* **Given text**:
====================
Data scraping/web scraping

  • Pulling data from the internet (web sites, social media, etc.)
  • Involves: crawling/searching, extraction, parsing, reformatting
  • Often two general approaches:
    • Directly scraping (note possibly rude—your program/bot(s) will make requests from their server)
    • Use an API!

What is an API

  • Application Programming Interface
  • A way for programs/software to communicate
  • Client/server - can be for web, operating system, databases, etc.
  • Web APIs
    • APIs for either web browser or web server
    • Twitter API, Google API, Facebook API…

Using APIs with R

  • Many R packages to make this easier:
    • rtweet,twitteR, Rfacebook, googleAuthR, googleAnalyticsR
  • Directly using R
  • We will be using RSocrata to access public health data using the Socrata API!
  • Python also has very comprehensive libraries (many directly developed by the companies)
====================
* **Dataset section**:

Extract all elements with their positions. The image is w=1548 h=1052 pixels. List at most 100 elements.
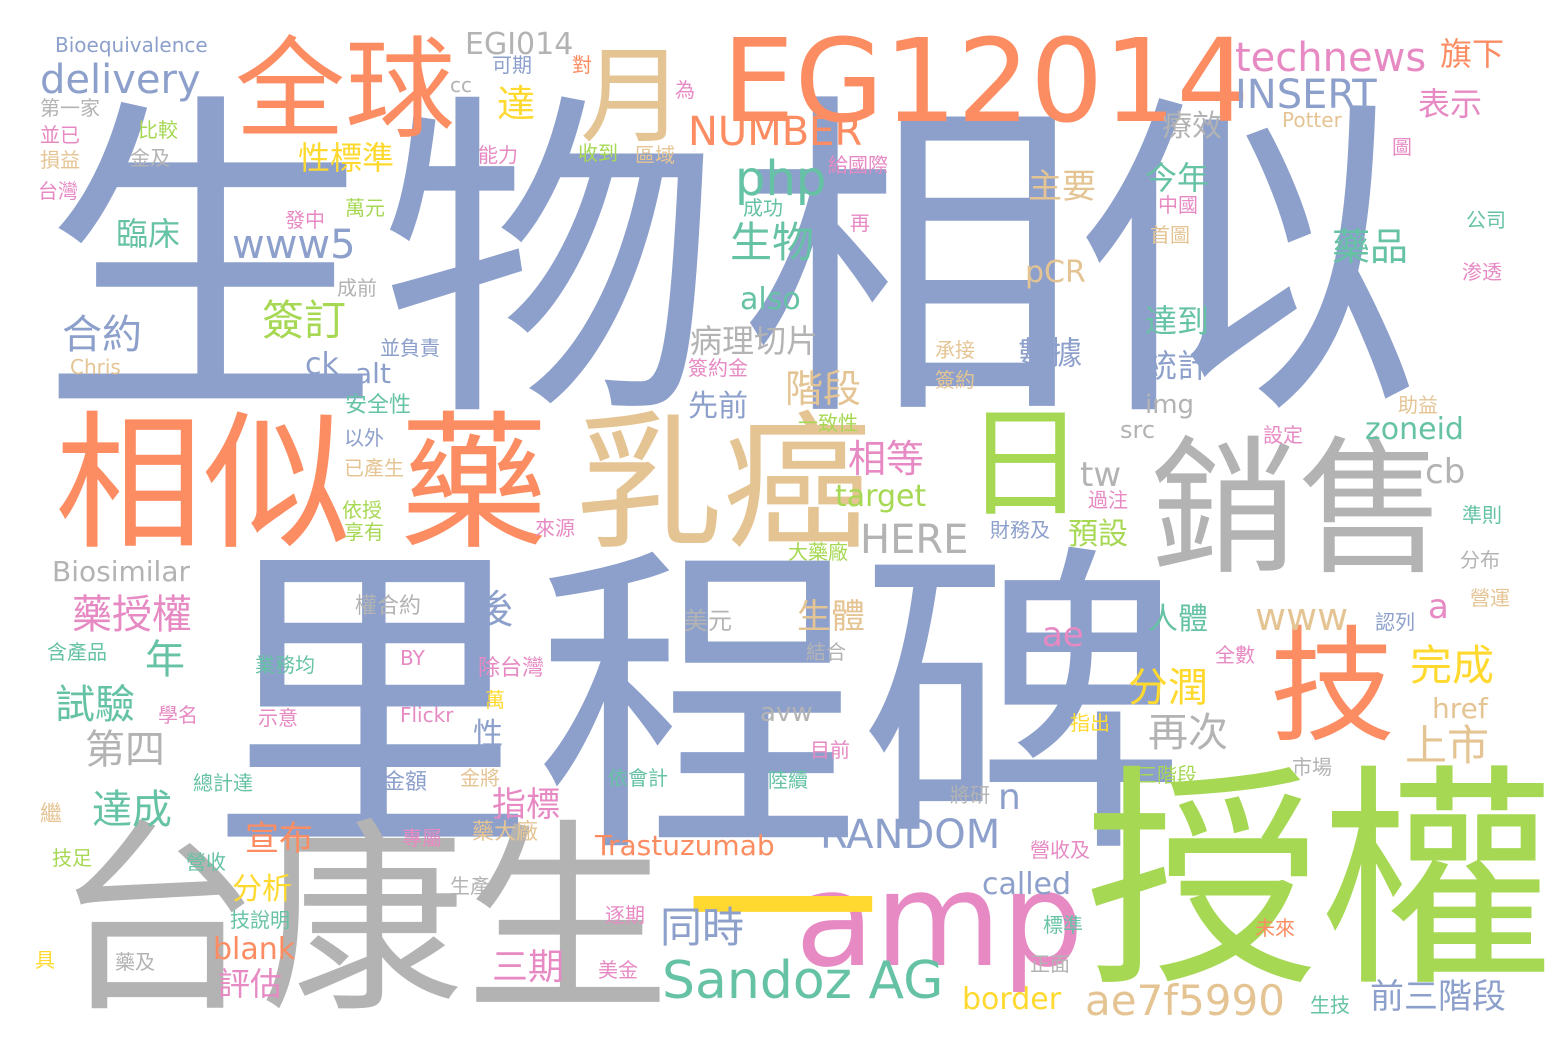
====================
* **Requirement**: According to the web scraping notes, why might directly scraping a site be rude? Answer in one to three sentences. The lines play no part in what is asked here.

* **Completed exercise**: Directly scraping may be rude because your program or bots will make requests from their server.